Data records:
┏━━

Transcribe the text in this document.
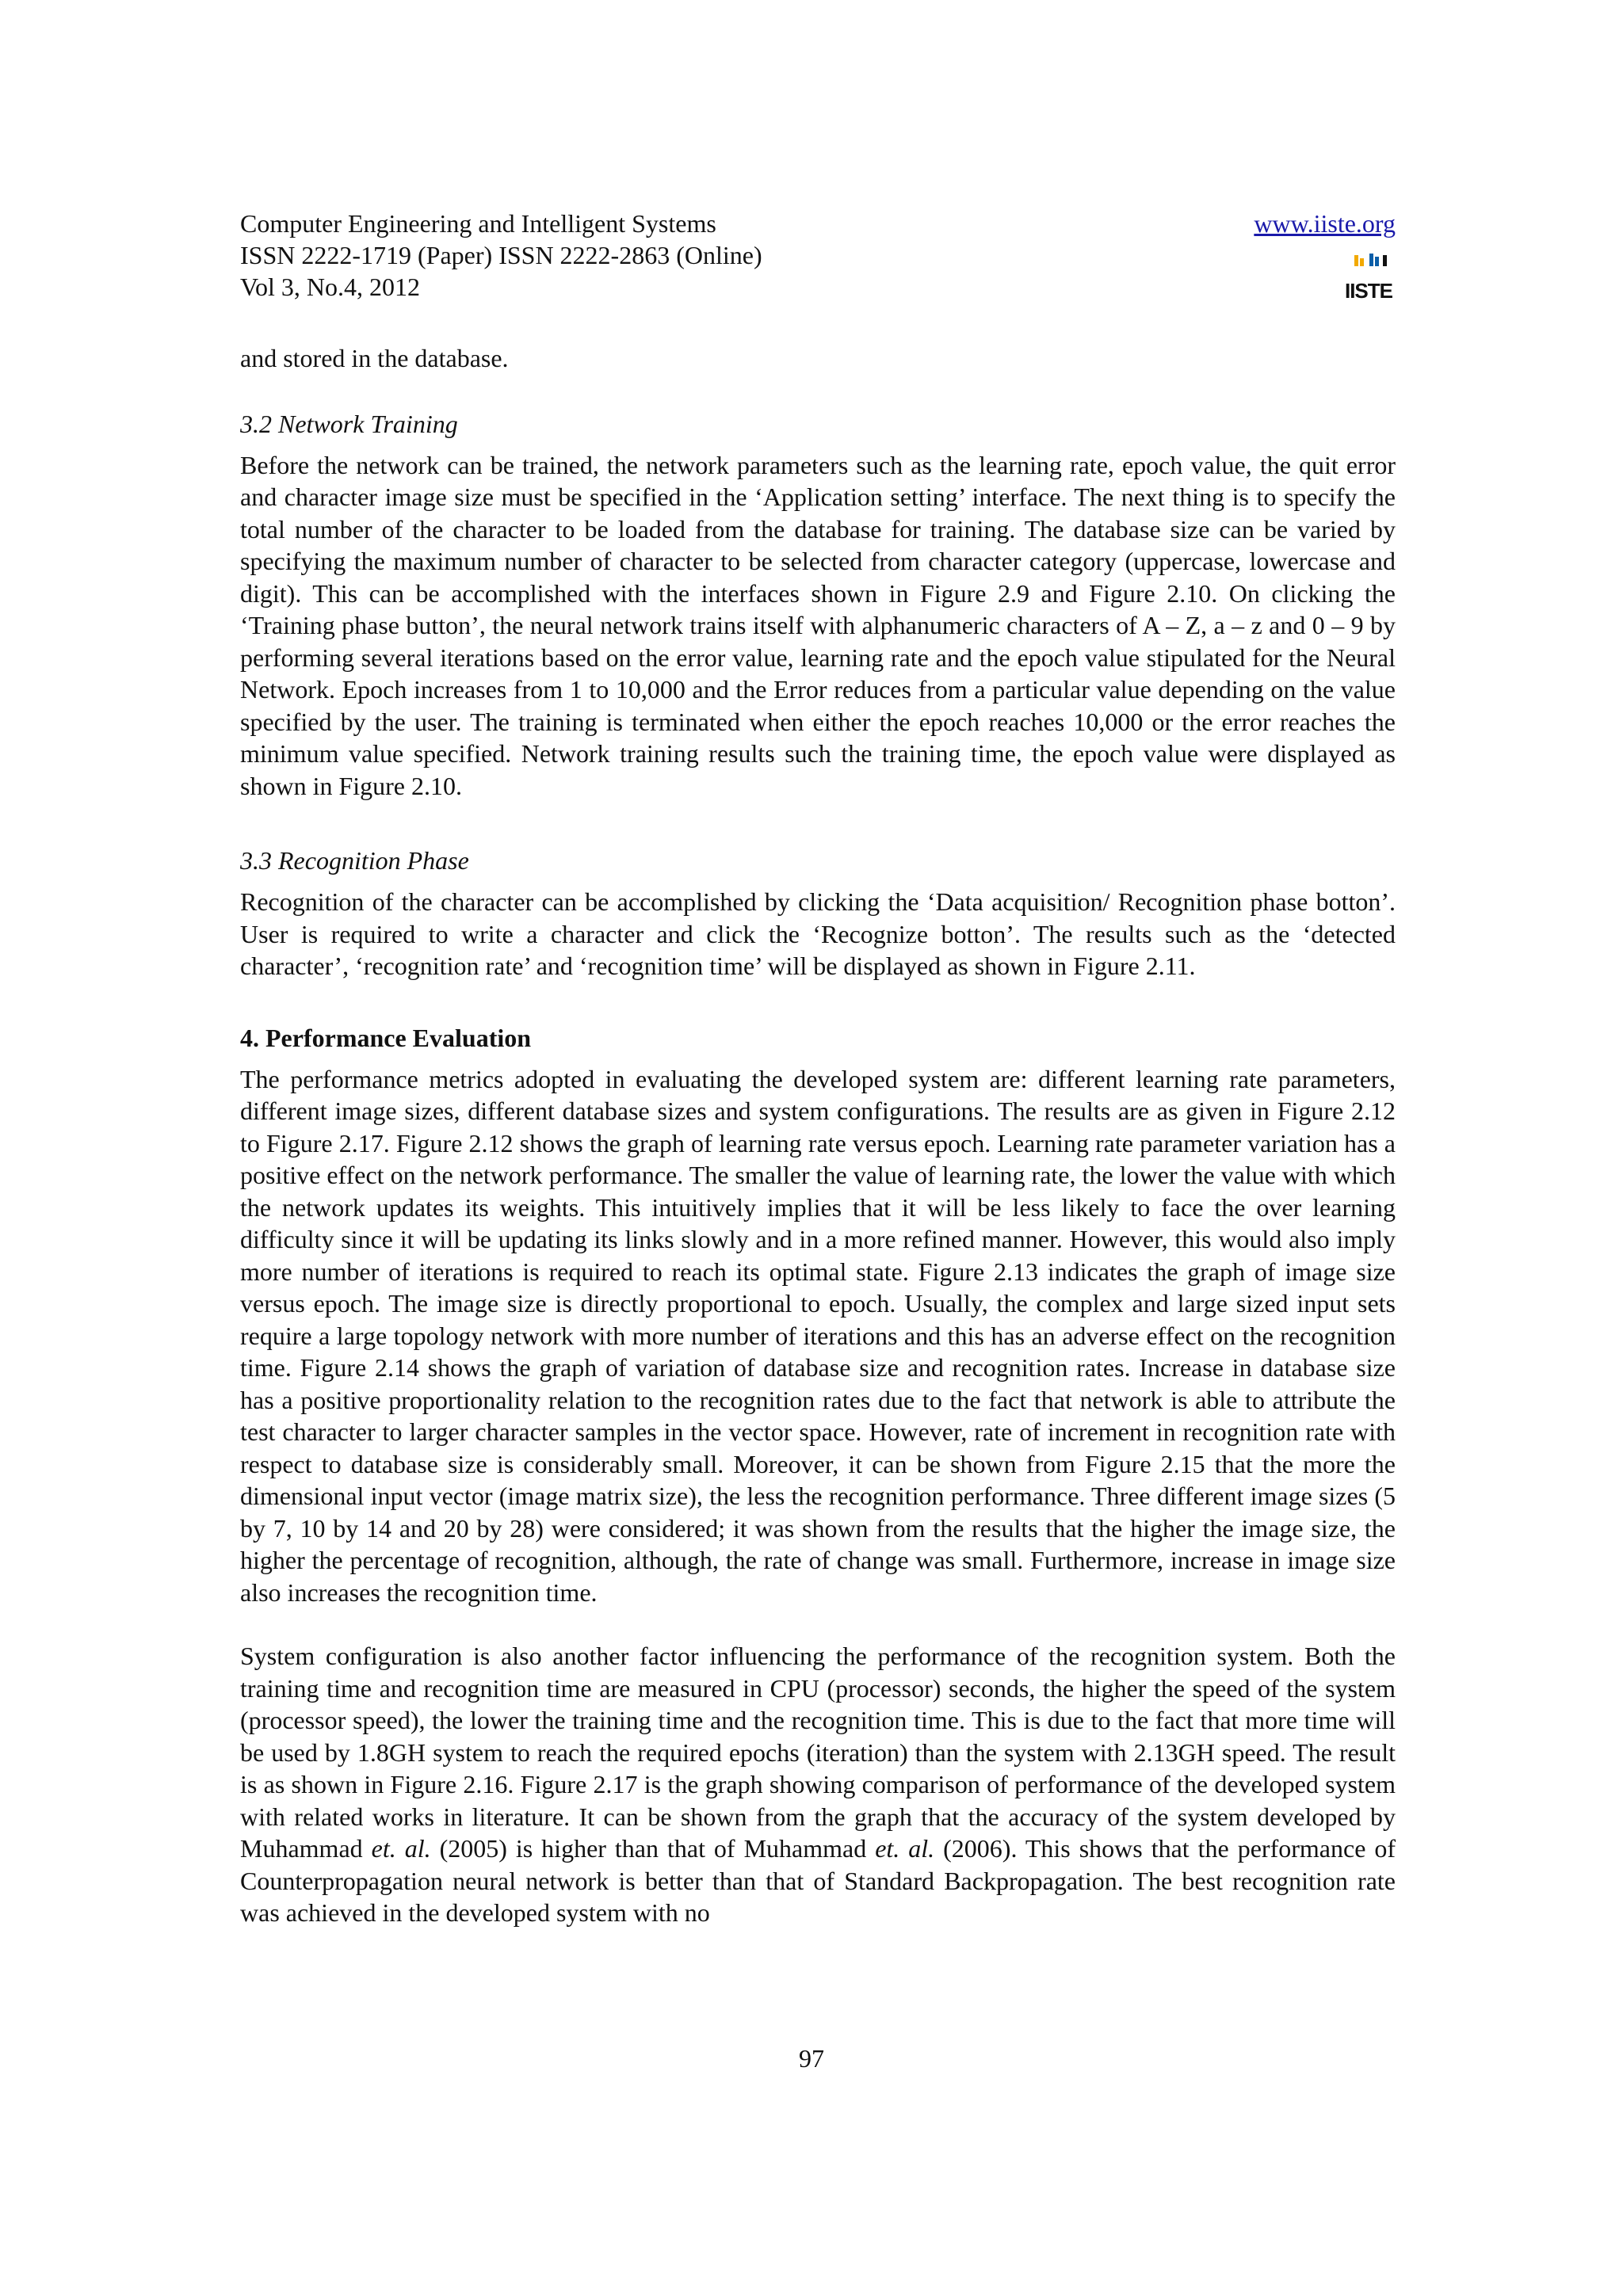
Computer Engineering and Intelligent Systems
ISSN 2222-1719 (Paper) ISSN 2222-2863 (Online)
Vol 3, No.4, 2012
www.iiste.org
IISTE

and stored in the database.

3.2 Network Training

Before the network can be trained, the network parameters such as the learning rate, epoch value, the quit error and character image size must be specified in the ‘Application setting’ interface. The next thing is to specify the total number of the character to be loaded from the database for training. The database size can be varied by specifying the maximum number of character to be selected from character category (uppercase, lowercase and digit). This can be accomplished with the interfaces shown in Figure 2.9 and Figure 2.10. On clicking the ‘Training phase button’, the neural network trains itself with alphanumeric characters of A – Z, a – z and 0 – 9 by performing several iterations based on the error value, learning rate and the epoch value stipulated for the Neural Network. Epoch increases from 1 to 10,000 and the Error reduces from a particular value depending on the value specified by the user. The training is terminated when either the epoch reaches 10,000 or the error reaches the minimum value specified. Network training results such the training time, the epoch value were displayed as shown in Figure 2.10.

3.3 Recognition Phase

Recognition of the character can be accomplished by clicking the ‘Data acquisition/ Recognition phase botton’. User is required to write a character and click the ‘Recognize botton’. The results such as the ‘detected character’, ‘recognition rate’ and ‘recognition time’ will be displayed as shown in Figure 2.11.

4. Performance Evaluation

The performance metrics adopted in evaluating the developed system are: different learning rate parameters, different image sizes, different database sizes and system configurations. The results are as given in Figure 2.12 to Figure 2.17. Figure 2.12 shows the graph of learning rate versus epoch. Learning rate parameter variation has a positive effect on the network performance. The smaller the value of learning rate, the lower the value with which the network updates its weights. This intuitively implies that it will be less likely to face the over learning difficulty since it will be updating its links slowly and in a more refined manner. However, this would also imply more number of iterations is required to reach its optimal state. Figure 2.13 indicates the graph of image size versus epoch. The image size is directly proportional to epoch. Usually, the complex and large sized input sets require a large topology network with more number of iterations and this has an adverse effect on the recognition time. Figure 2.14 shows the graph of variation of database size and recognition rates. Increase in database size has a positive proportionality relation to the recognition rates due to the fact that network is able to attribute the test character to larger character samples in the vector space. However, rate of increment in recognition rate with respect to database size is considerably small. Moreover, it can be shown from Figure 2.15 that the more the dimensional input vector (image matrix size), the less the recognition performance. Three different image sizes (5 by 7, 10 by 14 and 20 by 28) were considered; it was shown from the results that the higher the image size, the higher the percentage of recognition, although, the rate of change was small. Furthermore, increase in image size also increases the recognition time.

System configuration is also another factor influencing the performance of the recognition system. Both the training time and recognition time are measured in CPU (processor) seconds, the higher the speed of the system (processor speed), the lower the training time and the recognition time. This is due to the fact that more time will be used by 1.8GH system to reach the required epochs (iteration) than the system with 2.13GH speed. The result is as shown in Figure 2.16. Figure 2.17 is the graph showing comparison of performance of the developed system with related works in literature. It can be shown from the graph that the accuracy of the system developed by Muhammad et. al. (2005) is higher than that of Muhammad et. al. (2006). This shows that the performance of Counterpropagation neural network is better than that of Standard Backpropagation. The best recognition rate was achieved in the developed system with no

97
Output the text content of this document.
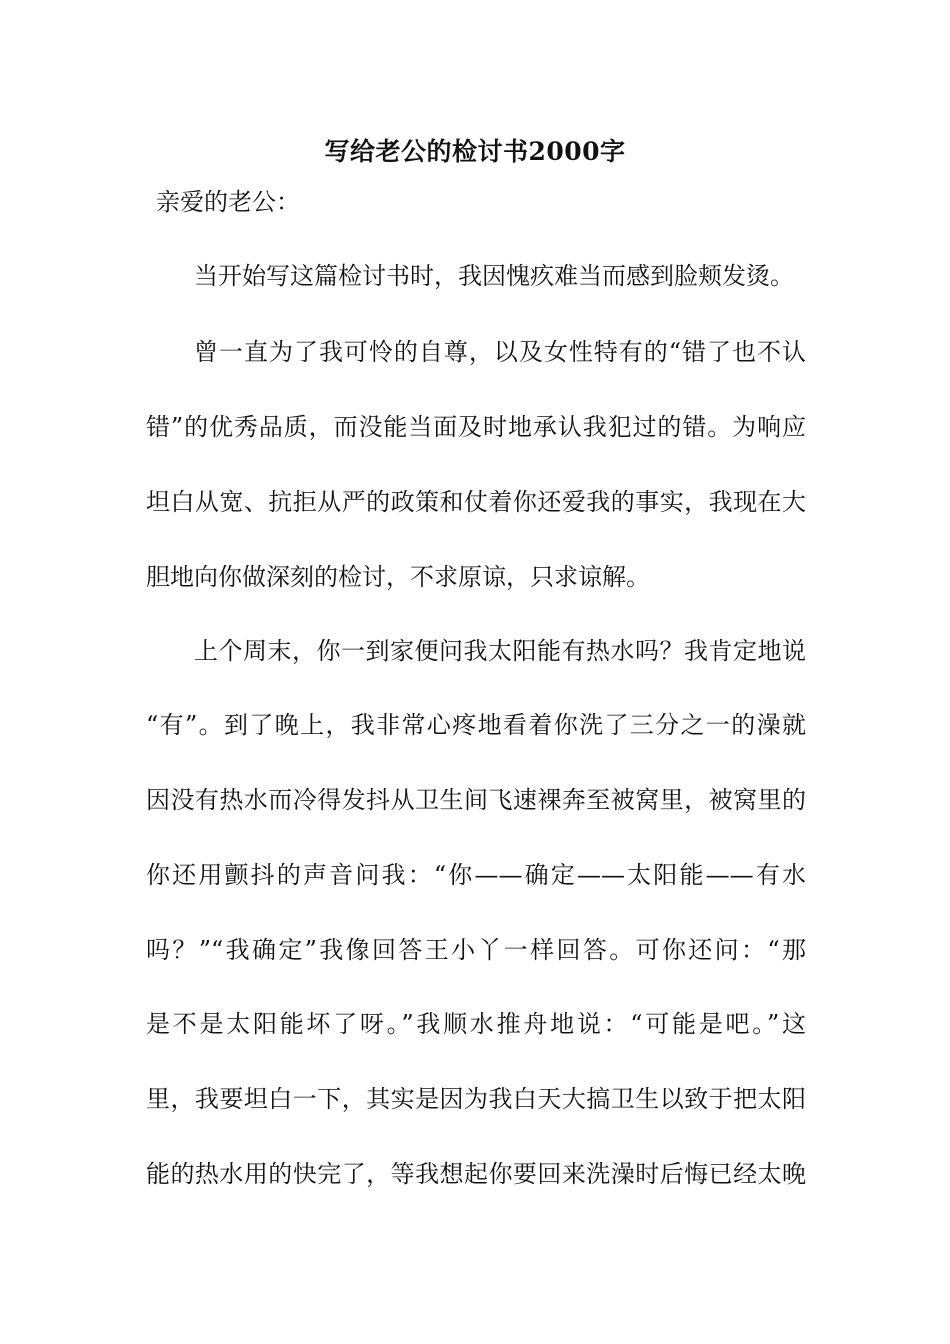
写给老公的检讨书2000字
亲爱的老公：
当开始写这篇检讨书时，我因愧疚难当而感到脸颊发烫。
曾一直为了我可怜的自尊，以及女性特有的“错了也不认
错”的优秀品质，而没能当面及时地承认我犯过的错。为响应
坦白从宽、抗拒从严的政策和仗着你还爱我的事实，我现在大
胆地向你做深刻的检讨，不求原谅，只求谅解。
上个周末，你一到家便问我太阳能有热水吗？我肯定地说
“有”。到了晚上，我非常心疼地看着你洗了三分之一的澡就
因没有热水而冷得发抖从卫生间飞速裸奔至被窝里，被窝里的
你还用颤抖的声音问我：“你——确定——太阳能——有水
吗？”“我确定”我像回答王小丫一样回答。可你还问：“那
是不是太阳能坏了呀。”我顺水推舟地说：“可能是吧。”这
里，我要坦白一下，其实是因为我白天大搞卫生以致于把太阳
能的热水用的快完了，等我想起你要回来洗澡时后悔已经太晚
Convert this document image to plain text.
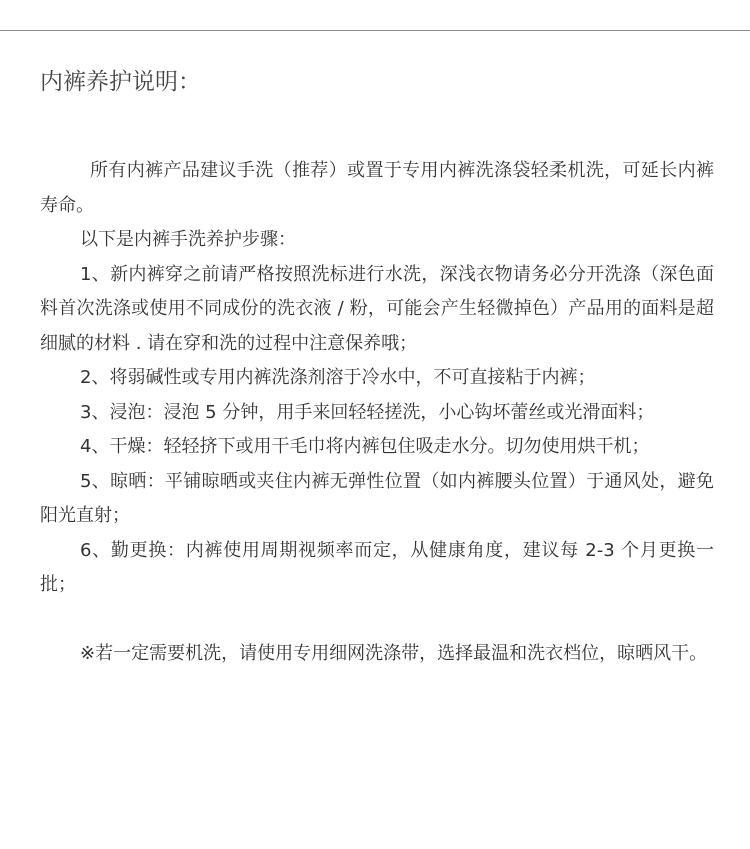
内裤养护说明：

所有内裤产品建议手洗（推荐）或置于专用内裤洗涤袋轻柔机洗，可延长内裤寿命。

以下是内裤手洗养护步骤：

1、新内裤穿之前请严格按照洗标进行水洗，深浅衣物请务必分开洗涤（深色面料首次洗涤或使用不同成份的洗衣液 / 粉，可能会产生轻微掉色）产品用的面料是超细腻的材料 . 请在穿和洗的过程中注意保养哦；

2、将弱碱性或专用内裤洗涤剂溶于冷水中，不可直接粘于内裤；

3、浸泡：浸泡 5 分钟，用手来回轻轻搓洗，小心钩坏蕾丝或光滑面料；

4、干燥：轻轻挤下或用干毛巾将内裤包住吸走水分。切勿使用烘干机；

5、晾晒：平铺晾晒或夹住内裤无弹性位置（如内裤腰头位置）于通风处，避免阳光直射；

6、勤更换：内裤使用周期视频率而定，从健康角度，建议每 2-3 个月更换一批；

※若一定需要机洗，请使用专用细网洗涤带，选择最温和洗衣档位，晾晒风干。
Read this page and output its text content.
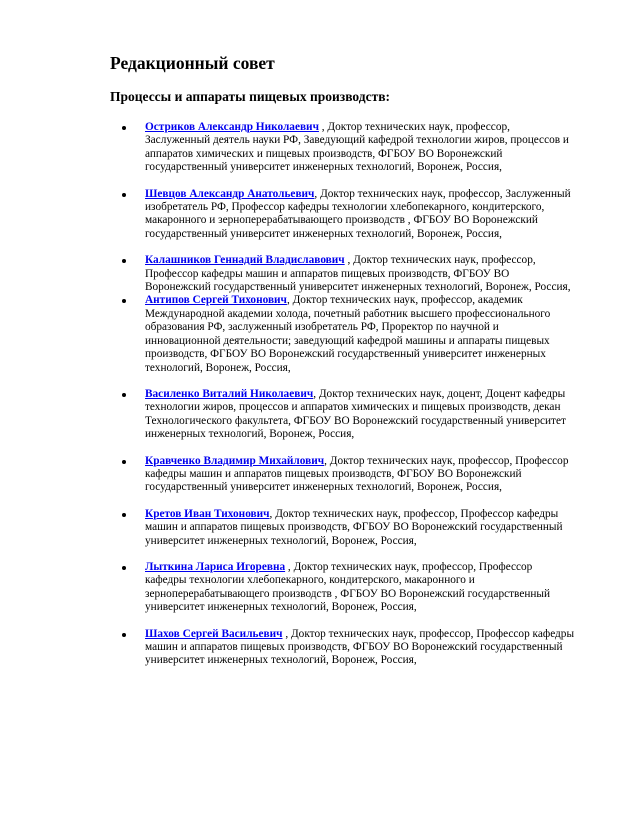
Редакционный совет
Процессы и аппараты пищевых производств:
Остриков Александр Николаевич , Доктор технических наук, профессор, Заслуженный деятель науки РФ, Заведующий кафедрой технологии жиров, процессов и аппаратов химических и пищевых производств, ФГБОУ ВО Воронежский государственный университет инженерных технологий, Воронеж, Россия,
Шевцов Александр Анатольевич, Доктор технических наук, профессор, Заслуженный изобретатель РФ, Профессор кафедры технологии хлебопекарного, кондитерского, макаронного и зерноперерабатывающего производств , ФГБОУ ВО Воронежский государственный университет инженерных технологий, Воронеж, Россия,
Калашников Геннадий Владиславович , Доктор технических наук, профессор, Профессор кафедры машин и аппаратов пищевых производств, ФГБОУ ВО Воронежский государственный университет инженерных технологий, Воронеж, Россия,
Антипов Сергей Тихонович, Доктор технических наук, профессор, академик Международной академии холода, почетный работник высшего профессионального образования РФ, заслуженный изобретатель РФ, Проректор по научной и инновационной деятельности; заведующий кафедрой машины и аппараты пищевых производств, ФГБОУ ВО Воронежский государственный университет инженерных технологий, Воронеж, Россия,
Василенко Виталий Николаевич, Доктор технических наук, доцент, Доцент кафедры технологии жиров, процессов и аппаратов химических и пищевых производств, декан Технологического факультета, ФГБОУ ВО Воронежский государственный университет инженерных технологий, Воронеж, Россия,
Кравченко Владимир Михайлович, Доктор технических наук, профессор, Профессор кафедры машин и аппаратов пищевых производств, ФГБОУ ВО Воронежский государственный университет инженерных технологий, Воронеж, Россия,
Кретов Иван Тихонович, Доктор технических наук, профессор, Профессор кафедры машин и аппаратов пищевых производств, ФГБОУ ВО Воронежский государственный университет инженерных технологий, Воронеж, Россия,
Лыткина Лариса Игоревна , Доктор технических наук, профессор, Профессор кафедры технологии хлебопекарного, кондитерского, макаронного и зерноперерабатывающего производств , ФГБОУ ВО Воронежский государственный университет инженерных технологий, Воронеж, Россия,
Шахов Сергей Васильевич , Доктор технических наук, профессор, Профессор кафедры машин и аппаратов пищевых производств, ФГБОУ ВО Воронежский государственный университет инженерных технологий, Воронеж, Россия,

┗━━

> **WHAT YOU WILL DO**: Look through the entries above; copy every line holding the string "content".

> **RESULT**:
Output the text content of this document.
Read this page and output its text content.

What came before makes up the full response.